- _Prompt_
I would like you to output every record below exactly, apart from the pictures.

Top of Information provided

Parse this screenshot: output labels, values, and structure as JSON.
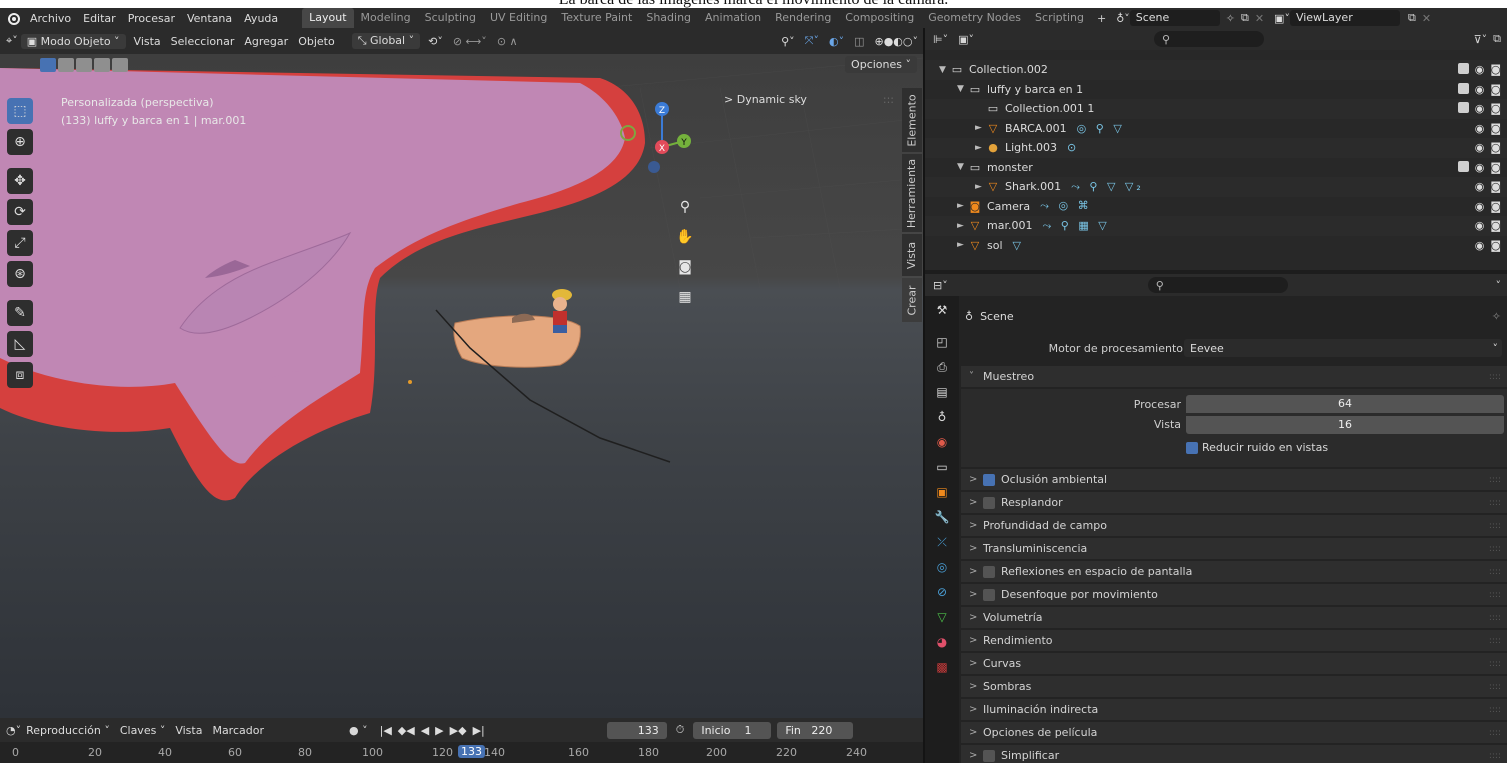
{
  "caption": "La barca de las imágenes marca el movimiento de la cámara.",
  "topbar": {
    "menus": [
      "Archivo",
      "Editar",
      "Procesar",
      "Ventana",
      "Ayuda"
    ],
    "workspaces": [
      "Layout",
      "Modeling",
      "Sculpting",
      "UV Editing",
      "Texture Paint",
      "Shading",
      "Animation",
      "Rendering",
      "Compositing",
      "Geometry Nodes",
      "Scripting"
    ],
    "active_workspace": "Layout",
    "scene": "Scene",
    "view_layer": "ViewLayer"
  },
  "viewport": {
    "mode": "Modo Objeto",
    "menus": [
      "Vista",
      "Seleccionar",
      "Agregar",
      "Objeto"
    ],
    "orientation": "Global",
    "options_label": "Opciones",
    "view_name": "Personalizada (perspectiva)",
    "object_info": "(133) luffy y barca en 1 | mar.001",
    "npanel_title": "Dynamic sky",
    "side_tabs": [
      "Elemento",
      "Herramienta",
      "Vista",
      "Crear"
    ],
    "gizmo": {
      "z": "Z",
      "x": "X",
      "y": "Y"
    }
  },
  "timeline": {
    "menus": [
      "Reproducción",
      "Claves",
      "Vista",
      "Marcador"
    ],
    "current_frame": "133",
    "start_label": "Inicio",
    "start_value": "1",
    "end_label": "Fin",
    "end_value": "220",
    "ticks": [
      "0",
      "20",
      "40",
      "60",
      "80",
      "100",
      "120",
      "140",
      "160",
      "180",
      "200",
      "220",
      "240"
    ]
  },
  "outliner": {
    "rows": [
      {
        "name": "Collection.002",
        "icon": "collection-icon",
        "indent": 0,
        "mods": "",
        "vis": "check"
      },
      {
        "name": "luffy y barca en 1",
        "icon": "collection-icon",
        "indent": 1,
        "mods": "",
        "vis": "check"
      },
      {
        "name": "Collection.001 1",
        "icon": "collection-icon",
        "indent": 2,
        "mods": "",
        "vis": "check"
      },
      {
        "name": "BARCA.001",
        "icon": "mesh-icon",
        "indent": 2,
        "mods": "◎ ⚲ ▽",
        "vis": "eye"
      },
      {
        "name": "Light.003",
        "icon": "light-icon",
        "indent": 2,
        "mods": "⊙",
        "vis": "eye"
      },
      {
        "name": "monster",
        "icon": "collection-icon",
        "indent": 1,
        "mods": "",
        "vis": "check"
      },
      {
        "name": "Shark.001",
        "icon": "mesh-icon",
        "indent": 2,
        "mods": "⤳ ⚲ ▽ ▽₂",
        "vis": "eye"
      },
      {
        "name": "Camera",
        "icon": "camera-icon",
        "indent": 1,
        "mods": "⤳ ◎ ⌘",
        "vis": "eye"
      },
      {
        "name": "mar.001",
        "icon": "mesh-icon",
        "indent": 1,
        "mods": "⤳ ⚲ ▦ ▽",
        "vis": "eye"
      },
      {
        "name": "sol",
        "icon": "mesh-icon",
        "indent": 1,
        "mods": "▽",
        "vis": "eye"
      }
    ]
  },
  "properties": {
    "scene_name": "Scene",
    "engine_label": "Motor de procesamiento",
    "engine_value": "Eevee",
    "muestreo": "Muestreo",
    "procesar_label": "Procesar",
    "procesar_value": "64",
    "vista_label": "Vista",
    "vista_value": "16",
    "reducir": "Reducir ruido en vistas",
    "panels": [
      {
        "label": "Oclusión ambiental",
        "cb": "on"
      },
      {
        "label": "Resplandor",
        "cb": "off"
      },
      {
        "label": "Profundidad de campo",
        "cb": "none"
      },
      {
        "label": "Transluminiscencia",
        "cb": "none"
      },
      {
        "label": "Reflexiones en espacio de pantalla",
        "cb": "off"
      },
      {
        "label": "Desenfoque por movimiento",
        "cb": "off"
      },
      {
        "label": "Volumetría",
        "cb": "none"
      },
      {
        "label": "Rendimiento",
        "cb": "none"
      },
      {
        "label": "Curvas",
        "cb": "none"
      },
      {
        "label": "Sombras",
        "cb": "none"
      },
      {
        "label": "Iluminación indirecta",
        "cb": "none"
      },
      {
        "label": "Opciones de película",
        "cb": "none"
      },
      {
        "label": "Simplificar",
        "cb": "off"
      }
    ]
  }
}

Bottom of Information provided

- _Output below_
Parse this screenshot: output labels, values, and structure as JSON.
{
  "caption": "La barca de las imágenes marca el movimiento de la cámara.",
  "topbar": {
    "menus": [
      "Archivo",
      "Editar",
      "Procesar",
      "Ventana",
      "Ayuda"
    ],
    "workspaces": [
      "Layout",
      "Modeling",
      "Sculpting",
      "UV Editing",
      "Texture Paint",
      "Shading",
      "Animation",
      "Rendering",
      "Compositing",
      "Geometry Nodes",
      "Scripting"
    ],
    "active_workspace": "Layout",
    "scene": "Scene",
    "view_layer": "ViewLayer"
  },
  "viewport": {
    "mode": "Modo Objeto",
    "menus": [
      "Vista",
      "Seleccionar",
      "Agregar",
      "Objeto"
    ],
    "orientation": "Global",
    "options_label": "Opciones",
    "view_name": "Personalizada (perspectiva)",
    "object_info": "(133) luffy y barca en 1 | mar.001",
    "npanel_title": "Dynamic sky",
    "side_tabs": [
      "Elemento",
      "Herramienta",
      "Vista",
      "Crear"
    ],
    "gizmo": {
      "z": "Z",
      "x": "X",
      "y": "Y"
    }
  },
  "timeline": {
    "menus": [
      "Reproducción",
      "Claves",
      "Vista",
      "Marcador"
    ],
    "current_frame": "133",
    "start_label": "Inicio",
    "start_value": "1",
    "end_label": "Fin",
    "end_value": "220",
    "ticks": [
      "0",
      "20",
      "40",
      "60",
      "80",
      "100",
      "120",
      "140",
      "160",
      "180",
      "200",
      "220",
      "240"
    ]
  },
  "outliner": {
    "rows": [
      {
        "name": "Collection.002",
        "icon": "collection-icon",
        "indent": 0,
        "mods": "",
        "vis": "check"
      },
      {
        "name": "luffy y barca en 1",
        "icon": "collection-icon",
        "indent": 1,
        "mods": "",
        "vis": "check"
      },
      {
        "name": "Collection.001 1",
        "icon": "collection-icon",
        "indent": 2,
        "mods": "",
        "vis": "check"
      },
      {
        "name": "BARCA.001",
        "icon": "mesh-icon",
        "indent": 2,
        "mods": "◎ ⚲ ▽",
        "vis": "eye"
      },
      {
        "name": "Light.003",
        "icon": "light-icon",
        "indent": 2,
        "mods": "⊙",
        "vis": "eye"
      },
      {
        "name": "monster",
        "icon": "collection-icon",
        "indent": 1,
        "mods": "",
        "vis": "check"
      },
      {
        "name": "Shark.001",
        "icon": "mesh-icon",
        "indent": 2,
        "mods": "⤳ ⚲ ▽ ▽₂",
        "vis": "eye"
      },
      {
        "name": "Camera",
        "icon": "camera-icon",
        "indent": 1,
        "mods": "⤳ ◎ ⌘",
        "vis": "eye"
      },
      {
        "name": "mar.001",
        "icon": "mesh-icon",
        "indent": 1,
        "mods": "⤳ ⚲ ▦ ▽",
        "vis": "eye"
      },
      {
        "name": "sol",
        "icon": "mesh-icon",
        "indent": 1,
        "mods": "▽",
        "vis": "eye"
      }
    ]
  },
  "properties": {
    "scene_name": "Scene",
    "engine_label": "Motor de procesamiento",
    "engine_value": "Eevee",
    "muestreo": "Muestreo",
    "procesar_label": "Procesar",
    "procesar_value": "64",
    "vista_label": "Vista",
    "vista_value": "16",
    "reducir": "Reducir ruido en vistas",
    "panels": [
      {
        "label": "Oclusión ambiental",
        "cb": "on"
      },
      {
        "label": "Resplandor",
        "cb": "off"
      },
      {
        "label": "Profundidad de campo",
        "cb": "none"
      },
      {
        "label": "Transluminiscencia",
        "cb": "none"
      },
      {
        "label": "Reflexiones en espacio de pantalla",
        "cb": "off"
      },
      {
        "label": "Desenfoque por movimiento",
        "cb": "off"
      },
      {
        "label": "Volumetría",
        "cb": "none"
      },
      {
        "label": "Rendimiento",
        "cb": "none"
      },
      {
        "label": "Curvas",
        "cb": "none"
      },
      {
        "label": "Sombras",
        "cb": "none"
      },
      {
        "label": "Iluminación indirecta",
        "cb": "none"
      },
      {
        "label": "Opciones de película",
        "cb": "none"
      },
      {
        "label": "Simplificar",
        "cb": "off"
      }
    ]
  }
}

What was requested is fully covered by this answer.